** Supplied material **

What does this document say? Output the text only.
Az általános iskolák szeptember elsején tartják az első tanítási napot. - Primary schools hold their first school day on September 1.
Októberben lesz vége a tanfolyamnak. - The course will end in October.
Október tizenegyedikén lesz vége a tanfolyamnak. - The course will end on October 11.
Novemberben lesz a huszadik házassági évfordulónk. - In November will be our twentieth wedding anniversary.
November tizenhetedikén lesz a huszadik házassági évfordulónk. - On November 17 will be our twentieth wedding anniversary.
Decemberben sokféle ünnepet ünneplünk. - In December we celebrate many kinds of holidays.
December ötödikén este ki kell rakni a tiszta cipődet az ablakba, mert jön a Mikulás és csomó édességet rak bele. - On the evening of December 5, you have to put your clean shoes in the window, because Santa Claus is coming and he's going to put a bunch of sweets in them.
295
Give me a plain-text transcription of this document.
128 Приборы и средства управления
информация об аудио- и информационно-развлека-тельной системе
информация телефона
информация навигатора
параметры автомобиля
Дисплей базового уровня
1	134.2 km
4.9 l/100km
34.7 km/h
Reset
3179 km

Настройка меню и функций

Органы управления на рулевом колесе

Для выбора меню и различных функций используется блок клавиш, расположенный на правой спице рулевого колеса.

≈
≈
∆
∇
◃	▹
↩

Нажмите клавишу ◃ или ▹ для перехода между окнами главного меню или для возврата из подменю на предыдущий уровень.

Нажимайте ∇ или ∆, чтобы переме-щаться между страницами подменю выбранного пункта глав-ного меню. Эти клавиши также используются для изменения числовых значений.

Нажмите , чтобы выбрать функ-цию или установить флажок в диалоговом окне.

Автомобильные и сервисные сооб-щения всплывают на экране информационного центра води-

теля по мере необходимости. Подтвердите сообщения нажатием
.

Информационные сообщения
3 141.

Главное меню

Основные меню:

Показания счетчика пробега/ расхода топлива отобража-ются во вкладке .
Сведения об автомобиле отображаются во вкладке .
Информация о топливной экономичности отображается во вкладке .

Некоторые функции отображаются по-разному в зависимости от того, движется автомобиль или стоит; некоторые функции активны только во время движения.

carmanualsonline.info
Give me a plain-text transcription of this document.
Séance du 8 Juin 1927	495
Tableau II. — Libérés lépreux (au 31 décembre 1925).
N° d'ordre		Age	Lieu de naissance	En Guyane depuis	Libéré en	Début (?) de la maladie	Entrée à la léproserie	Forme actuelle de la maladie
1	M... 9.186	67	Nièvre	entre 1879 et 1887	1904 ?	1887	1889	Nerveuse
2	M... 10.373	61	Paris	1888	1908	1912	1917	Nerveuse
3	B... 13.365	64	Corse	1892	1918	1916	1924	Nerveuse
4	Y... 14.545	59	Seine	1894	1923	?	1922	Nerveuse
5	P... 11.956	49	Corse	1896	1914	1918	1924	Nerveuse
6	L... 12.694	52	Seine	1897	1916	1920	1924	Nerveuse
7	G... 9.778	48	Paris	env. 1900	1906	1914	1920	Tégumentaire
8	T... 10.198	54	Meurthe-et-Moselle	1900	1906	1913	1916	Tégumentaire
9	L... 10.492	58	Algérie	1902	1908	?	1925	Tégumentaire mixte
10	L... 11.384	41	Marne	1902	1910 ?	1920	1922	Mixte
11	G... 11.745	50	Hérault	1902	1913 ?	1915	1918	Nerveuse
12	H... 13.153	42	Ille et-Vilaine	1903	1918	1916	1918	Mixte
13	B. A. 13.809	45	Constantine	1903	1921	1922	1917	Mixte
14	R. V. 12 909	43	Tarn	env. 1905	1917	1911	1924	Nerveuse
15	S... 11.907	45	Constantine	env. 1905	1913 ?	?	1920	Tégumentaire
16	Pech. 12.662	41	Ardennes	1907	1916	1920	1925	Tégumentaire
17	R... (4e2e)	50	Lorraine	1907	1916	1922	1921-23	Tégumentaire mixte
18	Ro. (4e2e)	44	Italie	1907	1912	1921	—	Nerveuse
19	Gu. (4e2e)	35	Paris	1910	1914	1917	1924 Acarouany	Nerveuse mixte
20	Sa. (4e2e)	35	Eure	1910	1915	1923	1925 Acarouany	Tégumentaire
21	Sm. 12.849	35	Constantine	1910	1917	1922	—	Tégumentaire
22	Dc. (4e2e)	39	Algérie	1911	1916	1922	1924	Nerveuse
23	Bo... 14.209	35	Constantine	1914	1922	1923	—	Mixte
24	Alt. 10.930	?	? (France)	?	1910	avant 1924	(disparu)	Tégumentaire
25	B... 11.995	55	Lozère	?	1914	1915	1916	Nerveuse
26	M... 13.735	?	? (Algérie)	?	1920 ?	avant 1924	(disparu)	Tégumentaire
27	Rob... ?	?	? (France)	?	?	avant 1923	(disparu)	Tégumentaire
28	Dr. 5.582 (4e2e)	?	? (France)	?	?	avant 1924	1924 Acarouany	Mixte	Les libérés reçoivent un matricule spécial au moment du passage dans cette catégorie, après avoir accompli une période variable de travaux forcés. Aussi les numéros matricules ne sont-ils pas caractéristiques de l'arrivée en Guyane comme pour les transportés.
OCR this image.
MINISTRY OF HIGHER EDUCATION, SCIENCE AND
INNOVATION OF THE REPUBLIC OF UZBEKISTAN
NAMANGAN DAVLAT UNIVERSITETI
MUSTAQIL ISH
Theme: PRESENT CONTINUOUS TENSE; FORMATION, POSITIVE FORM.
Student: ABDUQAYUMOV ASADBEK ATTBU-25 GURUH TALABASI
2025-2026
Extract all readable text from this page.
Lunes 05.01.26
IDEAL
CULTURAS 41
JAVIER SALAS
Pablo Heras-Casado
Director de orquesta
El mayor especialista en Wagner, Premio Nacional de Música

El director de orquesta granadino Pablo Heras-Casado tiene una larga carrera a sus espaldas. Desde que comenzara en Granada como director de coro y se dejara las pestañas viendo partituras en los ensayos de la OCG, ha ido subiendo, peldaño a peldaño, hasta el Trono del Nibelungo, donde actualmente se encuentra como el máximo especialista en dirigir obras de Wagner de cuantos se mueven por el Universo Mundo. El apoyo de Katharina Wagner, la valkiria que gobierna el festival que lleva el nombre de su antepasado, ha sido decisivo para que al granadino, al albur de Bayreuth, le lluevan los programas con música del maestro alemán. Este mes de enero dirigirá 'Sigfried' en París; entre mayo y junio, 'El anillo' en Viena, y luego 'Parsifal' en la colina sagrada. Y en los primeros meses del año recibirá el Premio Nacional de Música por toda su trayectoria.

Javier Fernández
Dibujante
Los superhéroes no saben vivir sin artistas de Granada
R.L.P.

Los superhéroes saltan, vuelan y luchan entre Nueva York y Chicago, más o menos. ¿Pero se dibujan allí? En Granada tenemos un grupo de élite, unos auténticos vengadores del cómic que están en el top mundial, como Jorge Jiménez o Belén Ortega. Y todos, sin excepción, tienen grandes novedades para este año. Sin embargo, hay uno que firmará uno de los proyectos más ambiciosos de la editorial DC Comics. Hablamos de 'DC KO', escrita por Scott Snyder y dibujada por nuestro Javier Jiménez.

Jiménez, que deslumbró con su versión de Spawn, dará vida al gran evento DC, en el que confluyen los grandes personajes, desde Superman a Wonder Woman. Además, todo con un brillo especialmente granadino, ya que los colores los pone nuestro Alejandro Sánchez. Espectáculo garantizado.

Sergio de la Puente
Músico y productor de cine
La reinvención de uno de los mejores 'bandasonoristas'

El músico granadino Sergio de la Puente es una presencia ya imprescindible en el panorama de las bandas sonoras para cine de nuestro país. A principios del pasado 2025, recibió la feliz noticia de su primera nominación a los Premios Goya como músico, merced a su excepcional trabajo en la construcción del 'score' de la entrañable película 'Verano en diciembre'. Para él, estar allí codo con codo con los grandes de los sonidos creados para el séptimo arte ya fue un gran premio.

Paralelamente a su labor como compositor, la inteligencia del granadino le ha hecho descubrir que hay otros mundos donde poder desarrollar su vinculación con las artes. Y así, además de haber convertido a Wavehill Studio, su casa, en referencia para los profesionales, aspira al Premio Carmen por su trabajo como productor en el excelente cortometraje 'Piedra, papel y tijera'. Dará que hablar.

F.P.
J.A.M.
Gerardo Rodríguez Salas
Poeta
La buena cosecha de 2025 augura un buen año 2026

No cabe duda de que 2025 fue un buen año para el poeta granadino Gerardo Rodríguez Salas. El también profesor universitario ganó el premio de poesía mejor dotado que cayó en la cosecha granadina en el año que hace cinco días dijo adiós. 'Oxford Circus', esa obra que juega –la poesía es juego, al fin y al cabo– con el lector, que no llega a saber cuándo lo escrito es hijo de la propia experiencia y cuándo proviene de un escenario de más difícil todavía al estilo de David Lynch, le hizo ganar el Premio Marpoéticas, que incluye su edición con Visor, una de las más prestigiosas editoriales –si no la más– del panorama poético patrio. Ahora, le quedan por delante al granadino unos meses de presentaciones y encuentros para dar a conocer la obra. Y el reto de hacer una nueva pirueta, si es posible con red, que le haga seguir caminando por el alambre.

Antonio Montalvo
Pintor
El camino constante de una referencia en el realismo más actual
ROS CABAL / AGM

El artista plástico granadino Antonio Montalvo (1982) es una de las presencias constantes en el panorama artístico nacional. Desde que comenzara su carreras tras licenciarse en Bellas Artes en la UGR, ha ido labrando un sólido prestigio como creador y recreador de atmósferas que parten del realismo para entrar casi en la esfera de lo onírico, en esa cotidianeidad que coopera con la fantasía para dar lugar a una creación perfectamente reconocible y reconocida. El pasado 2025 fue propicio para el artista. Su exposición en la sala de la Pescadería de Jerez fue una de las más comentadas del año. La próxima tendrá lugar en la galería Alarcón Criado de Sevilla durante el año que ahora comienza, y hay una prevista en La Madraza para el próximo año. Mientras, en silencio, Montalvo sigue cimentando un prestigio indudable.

** Task prompt **
Report all lines of the data above that include the string "huszadik".

** Output for this task **
Novemberben lesz a huszadik házassági évfordulónk. - In November will be our twentieth wedding anniversary.
November tizenhetedikén lesz a huszadik házassági évfordulónk. - On November 17 will be our twentieth wedding anniversary.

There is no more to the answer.